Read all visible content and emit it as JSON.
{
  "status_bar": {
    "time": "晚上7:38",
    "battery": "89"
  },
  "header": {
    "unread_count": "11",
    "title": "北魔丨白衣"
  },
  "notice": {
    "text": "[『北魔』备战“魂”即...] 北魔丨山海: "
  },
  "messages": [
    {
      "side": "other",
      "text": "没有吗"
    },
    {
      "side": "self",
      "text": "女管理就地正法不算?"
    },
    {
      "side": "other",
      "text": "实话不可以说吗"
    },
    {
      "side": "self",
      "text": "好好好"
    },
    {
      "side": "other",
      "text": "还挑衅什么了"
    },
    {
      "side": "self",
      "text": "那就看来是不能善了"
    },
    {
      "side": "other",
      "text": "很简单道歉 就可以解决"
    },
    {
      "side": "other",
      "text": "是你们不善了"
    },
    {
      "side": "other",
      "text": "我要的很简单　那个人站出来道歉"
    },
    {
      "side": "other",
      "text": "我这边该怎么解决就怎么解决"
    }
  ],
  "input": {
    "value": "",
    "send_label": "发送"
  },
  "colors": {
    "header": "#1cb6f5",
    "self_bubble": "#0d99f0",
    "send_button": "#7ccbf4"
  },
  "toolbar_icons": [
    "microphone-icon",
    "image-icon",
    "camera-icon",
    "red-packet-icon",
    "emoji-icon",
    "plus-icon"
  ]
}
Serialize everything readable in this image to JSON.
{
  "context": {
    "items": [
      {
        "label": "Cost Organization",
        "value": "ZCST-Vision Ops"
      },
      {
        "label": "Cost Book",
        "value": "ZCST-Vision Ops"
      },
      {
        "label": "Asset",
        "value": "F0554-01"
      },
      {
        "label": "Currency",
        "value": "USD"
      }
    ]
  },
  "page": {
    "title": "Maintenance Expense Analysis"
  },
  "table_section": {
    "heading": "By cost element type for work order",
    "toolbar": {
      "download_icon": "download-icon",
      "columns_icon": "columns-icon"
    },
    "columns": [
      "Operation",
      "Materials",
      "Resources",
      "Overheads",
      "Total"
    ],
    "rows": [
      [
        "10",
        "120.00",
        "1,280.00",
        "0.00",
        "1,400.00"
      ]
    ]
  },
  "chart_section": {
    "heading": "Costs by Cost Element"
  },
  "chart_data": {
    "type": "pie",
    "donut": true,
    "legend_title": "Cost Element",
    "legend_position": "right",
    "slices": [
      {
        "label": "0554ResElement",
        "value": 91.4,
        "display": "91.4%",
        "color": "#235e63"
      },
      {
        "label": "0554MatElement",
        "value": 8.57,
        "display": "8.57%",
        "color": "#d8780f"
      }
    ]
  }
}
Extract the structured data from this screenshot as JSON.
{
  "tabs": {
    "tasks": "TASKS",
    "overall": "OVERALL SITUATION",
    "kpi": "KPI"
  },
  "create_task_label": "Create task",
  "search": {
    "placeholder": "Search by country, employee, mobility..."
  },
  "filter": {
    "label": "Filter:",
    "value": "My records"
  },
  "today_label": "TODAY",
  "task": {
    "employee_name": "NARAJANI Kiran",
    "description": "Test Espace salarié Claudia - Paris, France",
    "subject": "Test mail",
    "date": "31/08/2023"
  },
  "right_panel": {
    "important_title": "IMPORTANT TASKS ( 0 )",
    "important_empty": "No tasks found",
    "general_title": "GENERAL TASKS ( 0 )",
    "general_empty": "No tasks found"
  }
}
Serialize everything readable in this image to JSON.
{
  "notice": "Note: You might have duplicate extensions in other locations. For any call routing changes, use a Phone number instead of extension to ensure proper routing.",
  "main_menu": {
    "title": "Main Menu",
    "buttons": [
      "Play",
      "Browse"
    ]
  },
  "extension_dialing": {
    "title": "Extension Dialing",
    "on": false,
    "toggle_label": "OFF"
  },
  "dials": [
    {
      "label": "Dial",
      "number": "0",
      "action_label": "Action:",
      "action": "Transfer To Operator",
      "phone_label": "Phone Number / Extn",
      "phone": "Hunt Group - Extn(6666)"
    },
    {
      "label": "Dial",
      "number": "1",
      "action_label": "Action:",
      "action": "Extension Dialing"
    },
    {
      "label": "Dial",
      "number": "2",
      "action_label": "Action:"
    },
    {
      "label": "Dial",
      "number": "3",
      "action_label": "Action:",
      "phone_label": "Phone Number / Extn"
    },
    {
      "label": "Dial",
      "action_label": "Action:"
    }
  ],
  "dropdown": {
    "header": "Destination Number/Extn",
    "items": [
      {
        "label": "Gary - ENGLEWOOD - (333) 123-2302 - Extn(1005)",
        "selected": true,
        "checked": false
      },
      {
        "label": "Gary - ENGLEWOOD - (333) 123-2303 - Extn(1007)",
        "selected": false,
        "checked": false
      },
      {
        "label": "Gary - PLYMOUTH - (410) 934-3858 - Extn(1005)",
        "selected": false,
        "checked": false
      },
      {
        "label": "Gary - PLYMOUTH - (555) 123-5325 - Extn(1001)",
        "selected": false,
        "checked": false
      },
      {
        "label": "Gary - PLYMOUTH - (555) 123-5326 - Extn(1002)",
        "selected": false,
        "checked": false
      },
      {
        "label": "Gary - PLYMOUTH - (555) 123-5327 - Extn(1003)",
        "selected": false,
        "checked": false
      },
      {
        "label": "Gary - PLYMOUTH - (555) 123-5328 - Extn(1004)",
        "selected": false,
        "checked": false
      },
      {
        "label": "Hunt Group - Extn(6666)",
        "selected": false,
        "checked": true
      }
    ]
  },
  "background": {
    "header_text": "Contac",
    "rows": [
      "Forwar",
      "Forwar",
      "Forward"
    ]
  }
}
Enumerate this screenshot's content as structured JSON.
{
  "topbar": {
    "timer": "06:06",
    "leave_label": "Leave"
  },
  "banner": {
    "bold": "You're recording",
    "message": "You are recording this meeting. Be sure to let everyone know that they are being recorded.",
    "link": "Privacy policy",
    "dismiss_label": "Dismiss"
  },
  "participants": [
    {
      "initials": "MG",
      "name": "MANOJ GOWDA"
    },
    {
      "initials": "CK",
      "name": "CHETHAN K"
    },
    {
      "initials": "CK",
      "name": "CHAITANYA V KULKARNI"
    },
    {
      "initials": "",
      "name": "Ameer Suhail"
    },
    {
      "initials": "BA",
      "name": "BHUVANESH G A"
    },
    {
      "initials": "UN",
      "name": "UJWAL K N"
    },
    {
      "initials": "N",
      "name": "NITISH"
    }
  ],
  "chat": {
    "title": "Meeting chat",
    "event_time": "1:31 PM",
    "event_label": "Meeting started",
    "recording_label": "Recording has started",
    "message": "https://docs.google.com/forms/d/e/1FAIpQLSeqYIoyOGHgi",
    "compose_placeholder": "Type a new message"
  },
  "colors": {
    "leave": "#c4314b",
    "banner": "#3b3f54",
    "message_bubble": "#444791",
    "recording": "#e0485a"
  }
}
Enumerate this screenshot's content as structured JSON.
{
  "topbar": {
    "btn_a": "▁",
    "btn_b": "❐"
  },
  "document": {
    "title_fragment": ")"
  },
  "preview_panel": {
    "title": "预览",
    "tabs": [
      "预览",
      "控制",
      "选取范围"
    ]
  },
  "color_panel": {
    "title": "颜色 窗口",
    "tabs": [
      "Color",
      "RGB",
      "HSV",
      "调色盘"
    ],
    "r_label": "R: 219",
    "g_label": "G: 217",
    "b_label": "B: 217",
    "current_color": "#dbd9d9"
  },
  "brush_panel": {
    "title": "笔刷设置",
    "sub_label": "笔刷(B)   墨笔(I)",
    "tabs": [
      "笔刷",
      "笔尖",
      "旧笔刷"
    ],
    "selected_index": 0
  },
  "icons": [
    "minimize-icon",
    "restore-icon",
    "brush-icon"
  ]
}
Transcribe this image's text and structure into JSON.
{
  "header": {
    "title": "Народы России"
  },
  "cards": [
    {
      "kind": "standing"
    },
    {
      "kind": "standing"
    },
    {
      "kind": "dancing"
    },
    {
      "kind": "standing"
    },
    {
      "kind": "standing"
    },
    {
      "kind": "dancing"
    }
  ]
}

_GIVEN TASK:_ Every line from the one containing "Transcribe this image's" through the end of the data must be repeated exactly, and no other line.

_RESPONSE BELOW:_
Transcribe this image's text and structure into JSON.
{
  "header": {
    "title": "Народы России"
  },
  "cards": [
    {
      "kind": "standing"
    },
    {
      "kind": "standing"
    },
    {
      "kind": "dancing"
    },
    {
      "kind": "standing"
    },
    {
      "kind": "standing"
    },
    {
      "kind": "dancing"
    }
  ]
}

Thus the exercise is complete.